-- start Passage given --
Monday, February 27, 2012

MCX FIXES IPO PRICE AT RS 1032

MCX has fixed the price of its initial public offering at the upper end of the band at Rs 1,032 a share.

Drawing a huge investor response, the IPO was over-subscribed around 55 times attracting bids of about Rs 36,000 crore.


The offer price is fixed at Rs 1,032 per equity share of face value of Rs 10 each. The offer price is 103.2 times of the face value.

Monday, February 20, 2012

BRENT CRUDE BREACHES $121 / BARREL

Fearing supply cut from Iran Brent crude rallied past $120 mark per barrel in the international market. The surge in oil prices will adversely affect the emerging economies like India. Stock market reaction will be known tomorrow since the markets in India are closed today.

Thursday, February 16, 2012

NIFTY MAY CORRECT ANOTHER 100 POINTS BEFORE THE EXPIRY

The net buying by FIIs, today, has come down drastically compared to earlier trading days. The rally in the Indian stock market since Jan 2012 is fueled by global liquidity and dollar inflows. In just 45 days Sensex and NIFTY has moved by more than 15 %, than what it was as on 31-12-11. Fundamentally nothing has changed much.Winding up of long positions may start from tomorrow.

IPO ANALYSIS: OLYMPIC CARDS – DO NOT TOUCH THE CARD

ISSUE OPENS ON 09-03-12 AND CLOSES ON 12-03-12.

PRICE BAND RS 30-32.

ISSUE SIZE RS 25CR.


Chennai based Olympic Cards is planning to raise Rs 25cr through IPO to fund its expansion programme. Ashika Capital is the sole book-running lead manager for the issue. In the past Ashika has managed Vaswani, Sudar Garments and VMS Industries. Ashika is notorious for introducing poor quality IPOs.

Olympic Cards is in to manufacturing and trading of wedding and greeting cards, business cards, envelopes, letterheads, calendars, notebooks and account books. It also trades in printing inks. Its manufacturing facility is located in Chennai with an installed capacity of 145 mn pieces. Manufacturing sales contribute 82% to 86% to total revenues; trading sales make up the rest.
-- end Passage given --
**Set tasks**
A - According to the market news page, roughly how many times was the MCX initial public offering over-subscribed?
B - Please reproduce, word for word, the stretch of the market news page from "Monday, February 27, 2012" through "the face value.".
-- start Records supplied --
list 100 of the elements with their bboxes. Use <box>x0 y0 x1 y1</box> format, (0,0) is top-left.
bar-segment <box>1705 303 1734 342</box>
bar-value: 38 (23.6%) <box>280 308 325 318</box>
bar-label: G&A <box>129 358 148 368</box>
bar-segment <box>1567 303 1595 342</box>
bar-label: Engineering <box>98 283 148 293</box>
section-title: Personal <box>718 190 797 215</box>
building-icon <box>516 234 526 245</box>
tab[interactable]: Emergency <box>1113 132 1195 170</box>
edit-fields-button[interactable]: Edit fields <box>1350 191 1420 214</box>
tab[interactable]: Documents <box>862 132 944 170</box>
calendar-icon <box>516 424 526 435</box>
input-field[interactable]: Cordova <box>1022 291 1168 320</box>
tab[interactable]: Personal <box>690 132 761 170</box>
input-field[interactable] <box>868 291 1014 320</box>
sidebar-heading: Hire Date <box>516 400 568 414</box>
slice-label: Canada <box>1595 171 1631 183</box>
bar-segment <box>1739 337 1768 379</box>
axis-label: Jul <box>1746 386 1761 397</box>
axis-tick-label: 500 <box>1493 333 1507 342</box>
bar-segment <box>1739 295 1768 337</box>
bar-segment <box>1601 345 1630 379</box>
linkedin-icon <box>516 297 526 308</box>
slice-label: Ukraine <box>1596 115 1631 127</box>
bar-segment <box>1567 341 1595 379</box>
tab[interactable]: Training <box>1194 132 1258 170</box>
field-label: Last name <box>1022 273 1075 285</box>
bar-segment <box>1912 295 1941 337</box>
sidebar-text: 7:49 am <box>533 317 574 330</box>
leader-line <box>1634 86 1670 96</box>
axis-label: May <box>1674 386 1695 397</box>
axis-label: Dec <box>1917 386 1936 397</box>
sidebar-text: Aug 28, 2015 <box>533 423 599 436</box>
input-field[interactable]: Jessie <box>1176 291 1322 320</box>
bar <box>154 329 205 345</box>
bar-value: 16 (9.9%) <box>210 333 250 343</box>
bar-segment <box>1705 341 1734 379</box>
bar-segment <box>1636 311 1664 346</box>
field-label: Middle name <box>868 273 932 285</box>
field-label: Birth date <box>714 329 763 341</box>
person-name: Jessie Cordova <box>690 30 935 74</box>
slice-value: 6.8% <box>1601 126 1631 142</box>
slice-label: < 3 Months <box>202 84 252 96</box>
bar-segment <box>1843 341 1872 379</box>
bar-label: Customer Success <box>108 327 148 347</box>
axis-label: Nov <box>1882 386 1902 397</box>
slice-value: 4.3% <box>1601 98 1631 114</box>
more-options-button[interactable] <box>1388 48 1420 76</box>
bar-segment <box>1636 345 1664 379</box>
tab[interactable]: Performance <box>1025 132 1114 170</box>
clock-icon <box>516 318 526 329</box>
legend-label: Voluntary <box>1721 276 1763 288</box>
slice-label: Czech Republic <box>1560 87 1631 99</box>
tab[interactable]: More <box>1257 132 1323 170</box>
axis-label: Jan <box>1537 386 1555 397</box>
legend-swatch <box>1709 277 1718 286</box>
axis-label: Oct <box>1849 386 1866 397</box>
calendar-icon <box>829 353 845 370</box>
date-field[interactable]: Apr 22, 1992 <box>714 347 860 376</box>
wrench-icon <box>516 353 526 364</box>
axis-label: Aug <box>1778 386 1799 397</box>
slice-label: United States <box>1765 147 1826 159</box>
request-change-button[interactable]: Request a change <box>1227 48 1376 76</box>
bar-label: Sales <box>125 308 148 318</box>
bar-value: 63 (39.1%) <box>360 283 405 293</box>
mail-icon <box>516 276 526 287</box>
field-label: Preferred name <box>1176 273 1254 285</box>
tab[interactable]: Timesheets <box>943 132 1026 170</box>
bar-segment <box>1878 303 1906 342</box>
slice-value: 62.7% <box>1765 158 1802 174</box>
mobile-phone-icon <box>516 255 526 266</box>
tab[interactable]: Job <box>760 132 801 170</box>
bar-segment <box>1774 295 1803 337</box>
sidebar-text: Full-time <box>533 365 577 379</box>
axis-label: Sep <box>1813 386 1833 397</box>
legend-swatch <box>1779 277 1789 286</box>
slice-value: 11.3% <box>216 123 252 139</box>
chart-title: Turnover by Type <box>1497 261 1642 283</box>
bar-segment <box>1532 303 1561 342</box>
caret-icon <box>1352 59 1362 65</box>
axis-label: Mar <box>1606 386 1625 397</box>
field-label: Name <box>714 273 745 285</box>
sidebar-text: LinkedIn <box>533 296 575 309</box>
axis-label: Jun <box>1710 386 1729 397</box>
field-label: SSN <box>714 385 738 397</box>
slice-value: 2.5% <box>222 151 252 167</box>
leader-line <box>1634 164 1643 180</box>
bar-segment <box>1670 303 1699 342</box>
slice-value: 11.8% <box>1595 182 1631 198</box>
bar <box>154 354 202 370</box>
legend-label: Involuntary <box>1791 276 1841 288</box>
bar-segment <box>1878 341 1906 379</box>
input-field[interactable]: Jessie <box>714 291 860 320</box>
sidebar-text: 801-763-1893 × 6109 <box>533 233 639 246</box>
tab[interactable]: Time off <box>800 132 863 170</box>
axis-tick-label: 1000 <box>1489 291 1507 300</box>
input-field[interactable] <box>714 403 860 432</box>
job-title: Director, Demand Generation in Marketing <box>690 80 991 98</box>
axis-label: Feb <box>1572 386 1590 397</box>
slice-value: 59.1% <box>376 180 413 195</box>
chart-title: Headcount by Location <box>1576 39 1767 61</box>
-- end Records supplied --
**Solution set**
A - Around 55 times.

B -
Monday, February 27, 2012

MCX FIXES IPO PRICE AT RS 1032

MCX has fixed the price of its initial public offering at the upper end of the band at Rs 1,032 a share.

Drawing a huge investor response, the IPO was over-subscribed around 55 times attracting bids of about Rs 36,000 crore.


The offer price is fixed at Rs 1,032 per equity share of face value of Rs 10 each. The offer price is 103.2 times of the face value.